> **EXERCISE GOAL**: In the data that follows, count each line with the string "living"; the reply is the number only.

> **DATA TO USE**:
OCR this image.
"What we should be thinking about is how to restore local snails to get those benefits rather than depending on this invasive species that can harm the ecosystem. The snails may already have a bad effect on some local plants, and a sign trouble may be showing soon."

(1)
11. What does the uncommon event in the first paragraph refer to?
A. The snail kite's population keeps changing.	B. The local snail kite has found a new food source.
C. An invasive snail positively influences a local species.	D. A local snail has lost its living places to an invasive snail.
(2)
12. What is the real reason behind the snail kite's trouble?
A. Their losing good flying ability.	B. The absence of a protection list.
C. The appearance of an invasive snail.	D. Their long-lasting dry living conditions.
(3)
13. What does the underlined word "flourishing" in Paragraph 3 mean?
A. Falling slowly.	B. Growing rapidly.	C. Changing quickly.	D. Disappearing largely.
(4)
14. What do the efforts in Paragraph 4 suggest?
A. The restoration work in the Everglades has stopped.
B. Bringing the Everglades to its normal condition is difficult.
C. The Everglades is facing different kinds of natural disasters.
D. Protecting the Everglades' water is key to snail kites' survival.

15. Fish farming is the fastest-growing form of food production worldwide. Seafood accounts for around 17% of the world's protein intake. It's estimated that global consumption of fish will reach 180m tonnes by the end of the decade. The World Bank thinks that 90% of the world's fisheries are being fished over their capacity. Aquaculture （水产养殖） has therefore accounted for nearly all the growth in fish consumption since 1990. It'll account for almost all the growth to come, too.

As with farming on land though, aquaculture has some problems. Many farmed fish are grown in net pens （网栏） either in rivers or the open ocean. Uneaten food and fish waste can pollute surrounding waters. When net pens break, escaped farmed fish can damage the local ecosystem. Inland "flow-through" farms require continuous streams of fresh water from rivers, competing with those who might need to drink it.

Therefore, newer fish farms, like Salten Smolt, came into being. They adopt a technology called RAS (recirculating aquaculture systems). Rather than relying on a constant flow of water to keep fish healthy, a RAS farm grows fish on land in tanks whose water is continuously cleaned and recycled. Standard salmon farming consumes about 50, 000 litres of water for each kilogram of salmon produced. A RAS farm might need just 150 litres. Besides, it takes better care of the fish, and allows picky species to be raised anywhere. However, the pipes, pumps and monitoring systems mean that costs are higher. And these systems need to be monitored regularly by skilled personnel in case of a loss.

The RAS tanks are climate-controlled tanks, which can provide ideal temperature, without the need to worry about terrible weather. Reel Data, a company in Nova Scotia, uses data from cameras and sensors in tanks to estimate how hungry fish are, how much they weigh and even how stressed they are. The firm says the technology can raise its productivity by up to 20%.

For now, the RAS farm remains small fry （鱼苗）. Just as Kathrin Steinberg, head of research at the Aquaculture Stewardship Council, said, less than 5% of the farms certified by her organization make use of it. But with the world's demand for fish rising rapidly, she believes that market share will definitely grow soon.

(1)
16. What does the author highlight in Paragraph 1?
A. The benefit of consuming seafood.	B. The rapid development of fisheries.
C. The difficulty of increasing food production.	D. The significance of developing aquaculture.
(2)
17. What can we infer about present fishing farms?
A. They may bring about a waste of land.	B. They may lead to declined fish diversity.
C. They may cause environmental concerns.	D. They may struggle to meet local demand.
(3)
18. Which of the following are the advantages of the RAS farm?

> **REPLY TO THE EXERCISE**: 2